GIVEN INSTRUCTION - Please update the records from their first line through the line with "y-tick-label-right: 0 [805, 138, 811, 149]", replacing "region-name-ja" with "region-name-japanese" and keeping everything else unchanged. Return only those lines.

Excerpts from a layout annotation set:
===

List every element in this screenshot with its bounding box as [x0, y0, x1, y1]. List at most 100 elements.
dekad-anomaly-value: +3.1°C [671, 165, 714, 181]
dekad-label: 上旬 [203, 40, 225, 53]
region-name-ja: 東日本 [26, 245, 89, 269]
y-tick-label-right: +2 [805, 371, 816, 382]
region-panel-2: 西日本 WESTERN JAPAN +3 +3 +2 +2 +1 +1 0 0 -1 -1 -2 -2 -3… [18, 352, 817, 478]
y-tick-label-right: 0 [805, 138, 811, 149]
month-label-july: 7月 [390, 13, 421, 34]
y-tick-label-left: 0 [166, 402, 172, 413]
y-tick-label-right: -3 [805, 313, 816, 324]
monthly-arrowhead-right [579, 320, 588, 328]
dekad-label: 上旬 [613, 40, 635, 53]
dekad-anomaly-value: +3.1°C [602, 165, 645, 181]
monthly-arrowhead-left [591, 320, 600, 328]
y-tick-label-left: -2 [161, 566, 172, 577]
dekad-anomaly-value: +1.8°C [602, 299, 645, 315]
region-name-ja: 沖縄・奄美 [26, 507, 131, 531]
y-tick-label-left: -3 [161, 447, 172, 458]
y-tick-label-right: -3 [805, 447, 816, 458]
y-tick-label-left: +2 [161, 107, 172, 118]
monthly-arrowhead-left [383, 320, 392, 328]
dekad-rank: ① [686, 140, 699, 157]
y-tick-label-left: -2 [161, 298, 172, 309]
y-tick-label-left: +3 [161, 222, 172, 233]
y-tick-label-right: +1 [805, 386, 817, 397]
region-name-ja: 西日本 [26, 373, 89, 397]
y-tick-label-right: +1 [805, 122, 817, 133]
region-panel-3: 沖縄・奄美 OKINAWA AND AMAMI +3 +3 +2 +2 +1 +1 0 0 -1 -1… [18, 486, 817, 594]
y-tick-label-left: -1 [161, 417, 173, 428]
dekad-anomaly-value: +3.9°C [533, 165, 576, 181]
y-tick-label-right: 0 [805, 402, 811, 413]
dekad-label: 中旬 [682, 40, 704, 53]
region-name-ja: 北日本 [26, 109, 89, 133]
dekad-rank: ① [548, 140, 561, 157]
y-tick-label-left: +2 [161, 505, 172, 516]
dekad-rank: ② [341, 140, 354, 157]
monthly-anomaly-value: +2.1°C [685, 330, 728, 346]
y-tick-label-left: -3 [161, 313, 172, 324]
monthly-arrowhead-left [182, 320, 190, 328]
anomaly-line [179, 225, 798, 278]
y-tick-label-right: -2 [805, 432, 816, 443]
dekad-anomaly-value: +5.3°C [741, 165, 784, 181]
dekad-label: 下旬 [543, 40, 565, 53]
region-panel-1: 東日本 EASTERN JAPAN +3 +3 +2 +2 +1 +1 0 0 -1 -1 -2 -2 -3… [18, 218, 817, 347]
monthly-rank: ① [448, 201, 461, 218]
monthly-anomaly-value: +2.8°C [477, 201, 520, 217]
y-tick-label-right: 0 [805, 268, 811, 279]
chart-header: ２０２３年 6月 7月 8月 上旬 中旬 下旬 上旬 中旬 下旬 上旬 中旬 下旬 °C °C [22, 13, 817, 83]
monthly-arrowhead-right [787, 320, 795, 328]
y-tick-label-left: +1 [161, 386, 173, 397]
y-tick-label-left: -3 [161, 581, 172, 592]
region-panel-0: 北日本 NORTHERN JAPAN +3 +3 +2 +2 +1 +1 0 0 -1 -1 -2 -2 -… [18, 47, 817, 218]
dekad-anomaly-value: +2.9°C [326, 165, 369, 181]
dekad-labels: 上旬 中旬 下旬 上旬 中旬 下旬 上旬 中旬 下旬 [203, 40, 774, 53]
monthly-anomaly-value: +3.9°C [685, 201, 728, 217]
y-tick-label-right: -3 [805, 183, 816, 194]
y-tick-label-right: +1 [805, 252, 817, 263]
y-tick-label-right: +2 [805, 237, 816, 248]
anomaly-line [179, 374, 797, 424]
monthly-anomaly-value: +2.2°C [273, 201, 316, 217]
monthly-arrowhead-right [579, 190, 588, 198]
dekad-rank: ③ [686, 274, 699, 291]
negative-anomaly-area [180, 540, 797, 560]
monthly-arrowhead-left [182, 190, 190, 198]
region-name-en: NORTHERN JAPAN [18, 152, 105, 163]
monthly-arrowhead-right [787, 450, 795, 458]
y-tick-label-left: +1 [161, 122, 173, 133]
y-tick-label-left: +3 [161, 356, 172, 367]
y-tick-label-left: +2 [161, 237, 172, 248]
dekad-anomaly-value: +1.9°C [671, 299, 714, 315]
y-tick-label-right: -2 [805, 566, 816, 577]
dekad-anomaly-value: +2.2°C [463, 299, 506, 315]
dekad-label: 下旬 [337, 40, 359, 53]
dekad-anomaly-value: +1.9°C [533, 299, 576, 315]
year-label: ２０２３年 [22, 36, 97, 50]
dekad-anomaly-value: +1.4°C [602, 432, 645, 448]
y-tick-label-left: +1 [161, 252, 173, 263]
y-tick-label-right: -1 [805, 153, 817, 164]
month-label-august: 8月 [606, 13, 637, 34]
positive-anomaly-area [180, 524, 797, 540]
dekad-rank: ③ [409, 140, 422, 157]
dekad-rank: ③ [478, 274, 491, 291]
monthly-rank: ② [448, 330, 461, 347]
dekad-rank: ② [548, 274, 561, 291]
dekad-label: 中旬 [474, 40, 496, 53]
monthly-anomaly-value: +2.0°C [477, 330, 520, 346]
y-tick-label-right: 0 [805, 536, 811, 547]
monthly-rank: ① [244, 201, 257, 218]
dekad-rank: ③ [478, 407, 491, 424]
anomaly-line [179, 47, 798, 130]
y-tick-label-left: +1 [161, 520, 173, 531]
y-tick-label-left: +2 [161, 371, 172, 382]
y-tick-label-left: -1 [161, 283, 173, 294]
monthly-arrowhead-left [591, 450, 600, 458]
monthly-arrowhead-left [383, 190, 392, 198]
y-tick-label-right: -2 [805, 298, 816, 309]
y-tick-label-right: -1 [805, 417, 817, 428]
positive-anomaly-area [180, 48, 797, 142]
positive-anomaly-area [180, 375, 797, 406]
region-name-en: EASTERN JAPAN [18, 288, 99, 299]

===

WORKED ANSWER -
List every element in this screenshot with its bounding box as [x0, y0, x1, y1]. List at most 100 elements.
dekad-anomaly-value: +3.1°C [671, 165, 714, 181]
dekad-label: 上旬 [203, 40, 225, 53]
region-name-japanese: 東日本 [26, 245, 89, 269]
y-tick-label-right: +2 [805, 371, 816, 382]
region-panel-2: 西日本 WESTERN JAPAN +3 +3 +2 +2 +1 +1 0 0 -1 -1 -2 -2 -3… [18, 352, 817, 478]
y-tick-label-right: 0 [805, 138, 811, 149]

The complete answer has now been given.